** Exercise material **

## start

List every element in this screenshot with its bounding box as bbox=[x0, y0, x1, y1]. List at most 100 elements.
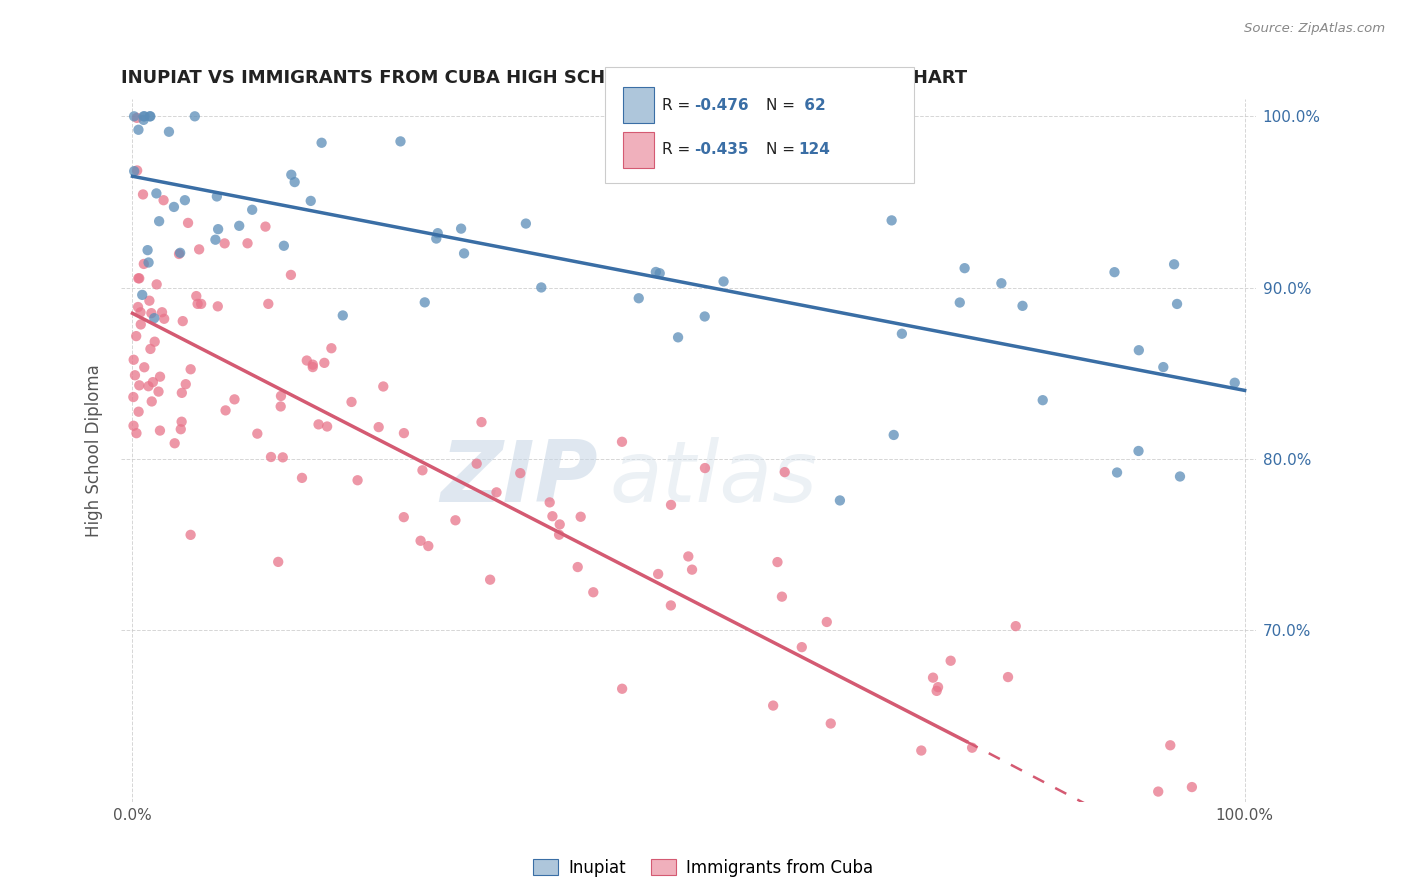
Point bbox=[548, 517, 571, 532]
Point bbox=[311, 136, 333, 150]
Point bbox=[953, 261, 976, 276]
Point bbox=[153, 311, 176, 326]
Point bbox=[170, 415, 193, 429]
Point bbox=[174, 193, 197, 207]
Point bbox=[766, 555, 789, 569]
Point bbox=[939, 654, 962, 668]
Point bbox=[152, 193, 174, 207]
Point bbox=[128, 378, 150, 392]
Point bbox=[122, 418, 145, 433]
Point bbox=[128, 405, 150, 419]
Point bbox=[257, 297, 280, 311]
Point bbox=[1004, 619, 1026, 633]
Point bbox=[163, 436, 186, 450]
Point bbox=[659, 498, 682, 512]
Point bbox=[207, 222, 229, 236]
Text: Source: ZipAtlas.com: Source: ZipAtlas.com bbox=[1244, 22, 1385, 36]
Point bbox=[450, 221, 472, 235]
Point bbox=[124, 368, 146, 383]
Text: 124: 124 bbox=[799, 143, 831, 157]
Point bbox=[280, 268, 302, 282]
Point bbox=[142, 375, 165, 389]
Point bbox=[411, 463, 433, 477]
Point bbox=[149, 369, 172, 384]
Point bbox=[180, 528, 202, 542]
Point bbox=[184, 109, 207, 123]
Point bbox=[479, 573, 502, 587]
Point bbox=[1166, 297, 1188, 311]
Point bbox=[138, 255, 160, 269]
Point bbox=[134, 360, 156, 375]
Point bbox=[1101, 829, 1123, 843]
Point bbox=[1104, 265, 1126, 279]
Point bbox=[790, 640, 813, 654]
Point bbox=[644, 265, 666, 279]
Point bbox=[509, 466, 531, 480]
Point bbox=[299, 194, 322, 208]
Point bbox=[678, 549, 700, 564]
Text: atlas: atlas bbox=[609, 437, 817, 520]
Point bbox=[167, 247, 190, 261]
Point bbox=[143, 311, 166, 326]
Point bbox=[145, 277, 167, 292]
Point bbox=[132, 187, 155, 202]
Point bbox=[308, 417, 330, 432]
Point bbox=[122, 390, 145, 404]
Point bbox=[141, 394, 163, 409]
Point bbox=[1159, 739, 1181, 753]
Point bbox=[240, 202, 263, 217]
Point bbox=[205, 189, 228, 203]
Point bbox=[770, 590, 793, 604]
Point bbox=[548, 527, 571, 541]
Point bbox=[828, 493, 851, 508]
Point bbox=[659, 599, 682, 613]
Text: N =: N = bbox=[766, 143, 800, 157]
Point bbox=[346, 473, 368, 487]
Point bbox=[538, 495, 561, 509]
Point bbox=[485, 485, 508, 500]
Point bbox=[647, 566, 669, 581]
Point bbox=[139, 342, 162, 356]
Point bbox=[1128, 444, 1150, 458]
Point bbox=[1181, 780, 1204, 794]
Point bbox=[922, 671, 945, 685]
Point bbox=[132, 109, 155, 123]
Point bbox=[820, 716, 842, 731]
Point bbox=[883, 428, 905, 442]
Y-axis label: High School Diploma: High School Diploma bbox=[86, 364, 103, 537]
Point bbox=[284, 175, 307, 189]
Point bbox=[141, 306, 163, 320]
Point bbox=[693, 310, 716, 324]
Point bbox=[128, 271, 150, 285]
Point bbox=[127, 271, 149, 285]
Point bbox=[762, 698, 785, 713]
Point bbox=[627, 291, 650, 305]
Point bbox=[713, 275, 735, 289]
Point bbox=[1057, 829, 1080, 843]
Point bbox=[125, 426, 148, 441]
Point bbox=[392, 510, 415, 524]
Point bbox=[340, 395, 363, 409]
Point bbox=[610, 681, 633, 696]
Point bbox=[582, 585, 605, 599]
Point bbox=[148, 384, 170, 399]
Point bbox=[271, 450, 294, 465]
Point bbox=[134, 109, 156, 123]
Point bbox=[530, 280, 553, 294]
Point bbox=[453, 246, 475, 260]
Point bbox=[122, 109, 145, 123]
Point bbox=[132, 112, 155, 127]
Point bbox=[425, 231, 447, 245]
Point bbox=[470, 415, 492, 429]
Point bbox=[122, 164, 145, 178]
Point bbox=[389, 135, 412, 149]
Point bbox=[925, 684, 948, 698]
Point bbox=[880, 213, 903, 227]
Point bbox=[418, 539, 440, 553]
Point bbox=[541, 509, 564, 524]
Point bbox=[904, 804, 927, 818]
Point bbox=[927, 680, 949, 694]
Point bbox=[693, 461, 716, 475]
Point bbox=[413, 295, 436, 310]
Point bbox=[1168, 469, 1191, 483]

## end

** Written instruction **
Reproduce all of the data above line for line, with no changes, and omit the pictures.

** Written answer **
List every element in this screenshot with its bounding box as bbox=[x0, y0, x1, y1]. List at most 100 elements.
Point bbox=[548, 517, 571, 532]
Point bbox=[311, 136, 333, 150]
Point bbox=[953, 261, 976, 276]
Point bbox=[153, 311, 176, 326]
Point bbox=[170, 415, 193, 429]
Point bbox=[174, 193, 197, 207]
Point bbox=[766, 555, 789, 569]
Point bbox=[939, 654, 962, 668]
Point bbox=[152, 193, 174, 207]
Point bbox=[128, 378, 150, 392]
Point bbox=[122, 418, 145, 433]
Point bbox=[128, 405, 150, 419]
Point bbox=[257, 297, 280, 311]
Point bbox=[1004, 619, 1026, 633]
Point bbox=[163, 436, 186, 450]
Point bbox=[659, 498, 682, 512]
Point bbox=[207, 222, 229, 236]
Text: Source: ZipAtlas.com: Source: ZipAtlas.com bbox=[1244, 22, 1385, 36]
Point bbox=[450, 221, 472, 235]
Point bbox=[124, 368, 146, 383]
Text: 124: 124 bbox=[799, 143, 831, 157]
Point bbox=[280, 268, 302, 282]
Point bbox=[142, 375, 165, 389]
Point bbox=[411, 463, 433, 477]
Point bbox=[149, 369, 172, 384]
Point bbox=[180, 528, 202, 542]
Point bbox=[184, 109, 207, 123]
Point bbox=[479, 573, 502, 587]
Point bbox=[1166, 297, 1188, 311]
Point bbox=[138, 255, 160, 269]
Point bbox=[134, 360, 156, 375]
Point bbox=[1101, 829, 1123, 843]
Point bbox=[1104, 265, 1126, 279]
Point bbox=[790, 640, 813, 654]
Point bbox=[644, 265, 666, 279]
Point bbox=[509, 466, 531, 480]
Point bbox=[299, 194, 322, 208]
Point bbox=[678, 549, 700, 564]
Text: atlas: atlas bbox=[609, 437, 817, 520]
Point bbox=[167, 247, 190, 261]
Point bbox=[143, 311, 166, 326]
Point bbox=[145, 277, 167, 292]
Point bbox=[132, 187, 155, 202]
Point bbox=[308, 417, 330, 432]
Point bbox=[122, 390, 145, 404]
Point bbox=[141, 394, 163, 409]
Point bbox=[1159, 739, 1181, 753]
Point bbox=[240, 202, 263, 217]
Point bbox=[205, 189, 228, 203]
Point bbox=[770, 590, 793, 604]
Point bbox=[548, 527, 571, 541]
Point bbox=[828, 493, 851, 508]
Point bbox=[659, 599, 682, 613]
Text: N =: N = bbox=[766, 143, 800, 157]
Point bbox=[346, 473, 368, 487]
Point bbox=[538, 495, 561, 509]
Point bbox=[485, 485, 508, 500]
Point bbox=[647, 566, 669, 581]
Point bbox=[139, 342, 162, 356]
Point bbox=[1128, 444, 1150, 458]
Point bbox=[1181, 780, 1204, 794]
Point bbox=[922, 671, 945, 685]
Point bbox=[132, 109, 155, 123]
Point bbox=[820, 716, 842, 731]
Point bbox=[883, 428, 905, 442]
Y-axis label: High School Diploma: High School Diploma bbox=[86, 364, 103, 537]
Point bbox=[284, 175, 307, 189]
Point bbox=[141, 306, 163, 320]
Point bbox=[693, 310, 716, 324]
Point bbox=[128, 271, 150, 285]
Point bbox=[127, 271, 149, 285]
Point bbox=[762, 698, 785, 713]
Point bbox=[627, 291, 650, 305]
Point bbox=[713, 275, 735, 289]
Point bbox=[1057, 829, 1080, 843]
Point bbox=[125, 426, 148, 441]
Point bbox=[392, 510, 415, 524]
Point bbox=[340, 395, 363, 409]
Point bbox=[610, 681, 633, 696]
Point bbox=[582, 585, 605, 599]
Point bbox=[148, 384, 170, 399]
Point bbox=[271, 450, 294, 465]
Point bbox=[134, 109, 156, 123]
Point bbox=[530, 280, 553, 294]
Point bbox=[453, 246, 475, 260]
Point bbox=[122, 109, 145, 123]
Point bbox=[132, 112, 155, 127]
Point bbox=[425, 231, 447, 245]
Point bbox=[470, 415, 492, 429]
Point bbox=[122, 164, 145, 178]
Point bbox=[389, 135, 412, 149]
Point bbox=[925, 684, 948, 698]
Point bbox=[880, 213, 903, 227]
Point bbox=[418, 539, 440, 553]
Point bbox=[541, 509, 564, 524]
Point bbox=[904, 804, 927, 818]
Point bbox=[927, 680, 949, 694]
Point bbox=[693, 461, 716, 475]
Point bbox=[413, 295, 436, 310]
Point bbox=[1168, 469, 1191, 483]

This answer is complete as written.